EXERCISE GOAL:
Convert the lines of the material, from its first line through the line containing "x-axis-category-label: 11-20天 <box>424", into a JSON list of strings, one string per line, skipping any blank lines.

THE INPUT:
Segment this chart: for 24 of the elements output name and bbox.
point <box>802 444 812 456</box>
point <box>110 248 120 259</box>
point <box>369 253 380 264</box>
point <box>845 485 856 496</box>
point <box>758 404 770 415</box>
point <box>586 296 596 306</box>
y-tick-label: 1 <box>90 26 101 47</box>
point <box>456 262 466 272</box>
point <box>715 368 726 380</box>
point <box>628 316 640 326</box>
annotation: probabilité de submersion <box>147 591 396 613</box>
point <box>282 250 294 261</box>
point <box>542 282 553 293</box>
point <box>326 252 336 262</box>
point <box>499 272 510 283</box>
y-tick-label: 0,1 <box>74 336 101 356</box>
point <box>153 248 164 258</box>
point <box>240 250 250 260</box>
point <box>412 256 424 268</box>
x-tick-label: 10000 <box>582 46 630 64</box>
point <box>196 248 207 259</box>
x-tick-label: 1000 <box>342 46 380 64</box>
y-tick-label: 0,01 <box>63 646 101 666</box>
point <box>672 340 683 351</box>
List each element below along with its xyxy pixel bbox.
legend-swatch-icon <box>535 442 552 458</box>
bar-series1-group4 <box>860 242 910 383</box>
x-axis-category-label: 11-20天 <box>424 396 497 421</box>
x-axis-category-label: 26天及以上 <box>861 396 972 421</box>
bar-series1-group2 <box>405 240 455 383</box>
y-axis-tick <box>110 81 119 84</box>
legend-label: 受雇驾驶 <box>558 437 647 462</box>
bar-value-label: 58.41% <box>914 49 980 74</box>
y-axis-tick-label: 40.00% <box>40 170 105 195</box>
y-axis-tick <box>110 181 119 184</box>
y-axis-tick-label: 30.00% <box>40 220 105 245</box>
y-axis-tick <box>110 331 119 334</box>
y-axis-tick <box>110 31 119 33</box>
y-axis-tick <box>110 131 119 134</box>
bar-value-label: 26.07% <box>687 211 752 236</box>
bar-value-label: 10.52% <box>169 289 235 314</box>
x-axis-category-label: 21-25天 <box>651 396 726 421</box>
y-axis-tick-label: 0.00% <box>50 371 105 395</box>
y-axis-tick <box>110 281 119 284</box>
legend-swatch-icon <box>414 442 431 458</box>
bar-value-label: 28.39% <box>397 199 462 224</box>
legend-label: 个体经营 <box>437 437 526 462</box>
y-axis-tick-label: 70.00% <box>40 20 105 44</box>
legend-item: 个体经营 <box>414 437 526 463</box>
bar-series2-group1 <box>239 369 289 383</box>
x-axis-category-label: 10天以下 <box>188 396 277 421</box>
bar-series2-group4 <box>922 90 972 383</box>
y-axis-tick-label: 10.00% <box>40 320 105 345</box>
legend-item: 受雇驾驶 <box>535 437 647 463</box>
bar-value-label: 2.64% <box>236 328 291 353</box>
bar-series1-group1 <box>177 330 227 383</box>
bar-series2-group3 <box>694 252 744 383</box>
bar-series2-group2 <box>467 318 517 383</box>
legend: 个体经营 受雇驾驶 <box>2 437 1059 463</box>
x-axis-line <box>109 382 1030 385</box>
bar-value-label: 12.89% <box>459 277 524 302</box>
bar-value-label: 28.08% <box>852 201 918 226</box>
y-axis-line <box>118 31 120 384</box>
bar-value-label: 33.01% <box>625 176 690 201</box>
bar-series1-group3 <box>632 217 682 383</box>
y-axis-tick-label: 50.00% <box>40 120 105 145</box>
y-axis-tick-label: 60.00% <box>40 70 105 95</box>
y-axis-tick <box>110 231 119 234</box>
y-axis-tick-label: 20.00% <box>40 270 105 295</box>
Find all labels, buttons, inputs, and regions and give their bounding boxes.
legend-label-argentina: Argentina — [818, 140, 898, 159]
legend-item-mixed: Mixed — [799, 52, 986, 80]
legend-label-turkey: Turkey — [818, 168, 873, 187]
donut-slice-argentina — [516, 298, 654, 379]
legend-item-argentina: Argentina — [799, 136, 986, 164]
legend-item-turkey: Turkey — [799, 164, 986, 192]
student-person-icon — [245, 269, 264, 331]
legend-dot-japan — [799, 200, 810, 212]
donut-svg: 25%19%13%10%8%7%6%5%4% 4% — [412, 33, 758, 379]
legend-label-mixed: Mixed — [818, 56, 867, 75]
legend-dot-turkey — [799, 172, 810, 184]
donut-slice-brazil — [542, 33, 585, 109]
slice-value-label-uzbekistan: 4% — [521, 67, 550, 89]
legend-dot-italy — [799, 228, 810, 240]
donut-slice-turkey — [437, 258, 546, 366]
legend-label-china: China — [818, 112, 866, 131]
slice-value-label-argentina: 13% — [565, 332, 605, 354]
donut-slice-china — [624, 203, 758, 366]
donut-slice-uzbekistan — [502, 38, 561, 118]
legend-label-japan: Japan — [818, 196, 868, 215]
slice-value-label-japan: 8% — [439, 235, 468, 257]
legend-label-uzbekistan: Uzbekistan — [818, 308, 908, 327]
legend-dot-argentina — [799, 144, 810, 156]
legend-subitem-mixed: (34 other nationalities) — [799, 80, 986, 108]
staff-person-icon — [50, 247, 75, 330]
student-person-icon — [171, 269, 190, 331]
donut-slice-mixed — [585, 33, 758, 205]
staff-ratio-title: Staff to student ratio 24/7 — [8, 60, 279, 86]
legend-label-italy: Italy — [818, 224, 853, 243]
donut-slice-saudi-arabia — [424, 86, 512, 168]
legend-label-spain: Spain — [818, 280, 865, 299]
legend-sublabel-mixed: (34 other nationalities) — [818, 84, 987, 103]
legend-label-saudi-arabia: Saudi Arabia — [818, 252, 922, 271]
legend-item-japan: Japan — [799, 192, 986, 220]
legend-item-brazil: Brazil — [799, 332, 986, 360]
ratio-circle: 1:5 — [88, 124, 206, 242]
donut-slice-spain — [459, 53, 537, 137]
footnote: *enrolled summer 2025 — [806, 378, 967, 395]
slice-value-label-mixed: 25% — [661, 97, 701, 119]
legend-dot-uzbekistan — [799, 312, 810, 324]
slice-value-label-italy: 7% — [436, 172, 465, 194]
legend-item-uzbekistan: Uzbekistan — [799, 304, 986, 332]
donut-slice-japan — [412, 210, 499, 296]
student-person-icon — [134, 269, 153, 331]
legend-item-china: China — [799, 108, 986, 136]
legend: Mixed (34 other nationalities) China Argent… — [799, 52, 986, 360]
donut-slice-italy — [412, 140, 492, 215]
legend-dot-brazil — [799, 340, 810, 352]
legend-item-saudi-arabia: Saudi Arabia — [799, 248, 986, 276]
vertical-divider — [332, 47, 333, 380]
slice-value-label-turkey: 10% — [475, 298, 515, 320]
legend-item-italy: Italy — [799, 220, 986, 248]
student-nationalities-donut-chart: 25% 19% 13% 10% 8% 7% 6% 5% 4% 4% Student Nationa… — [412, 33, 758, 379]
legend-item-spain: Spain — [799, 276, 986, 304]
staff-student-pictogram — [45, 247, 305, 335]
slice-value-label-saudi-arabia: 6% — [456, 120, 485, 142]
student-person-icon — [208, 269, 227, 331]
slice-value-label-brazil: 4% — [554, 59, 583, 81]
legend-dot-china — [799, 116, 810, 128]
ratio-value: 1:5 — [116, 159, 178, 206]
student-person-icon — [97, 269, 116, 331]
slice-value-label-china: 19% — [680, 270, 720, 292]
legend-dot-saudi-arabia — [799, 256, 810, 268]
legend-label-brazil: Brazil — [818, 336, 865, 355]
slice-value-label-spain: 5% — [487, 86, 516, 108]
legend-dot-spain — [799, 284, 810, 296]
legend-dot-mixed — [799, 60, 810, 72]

SOLUTION TO THIS EXERCISE:
[
  "Segment this chart: for 24 of the elements output name and bbox.",
  "point <box>802 444 812 456</box>",
  "point <box>110 248 120 259</box>",
  "point <box>369 253 380 264</box>",
  "point <box>845 485 856 496</box>",
  "point <box>758 404 770 415</box>",
  "point <box>586 296 596 306</box>",
  "y-tick-label: 1 <box>90 26 101 47</box>",
  "point <box>456 262 466 272</box>",
  "point <box>715 368 726 380</box>",
  "point <box>628 316 640 326</box>",
  "annotation: probabilité de submersion <box>147 591 396 613</box>",
  "point <box>282 250 294 261</box>",
  "point <box>542 282 553 293</box>",
  "point <box>326 252 336 262</box>",
  "point <box>499 272 510 283</box>",
  "y-tick-label: 0,1 <box>74 336 101 356</box>",
  "point <box>153 248 164 258</box>",
  "point <box>240 250 250 260</box>",
  "point <box>412 256 424 268</box>",
  "x-tick-label: 10000 <box>582 46 630 64</box>",
  "point <box>196 248 207 259</box>",
  "x-tick-label: 1000 <box>342 46 380 64</box>",
  "y-tick-label: 0,01 <box>63 646 101 666</box>",
  "point <box>672 340 683 351</box>",
  "List each element below along with its xyxy pixel bbox.",
  "legend-swatch-icon <box>535 442 552 458</box>",
  "bar-series1-group4 <box>860 242 910 383</box>",
  "x-axis-category-label: 11-20天 <box>424 396 497 421</box>"
]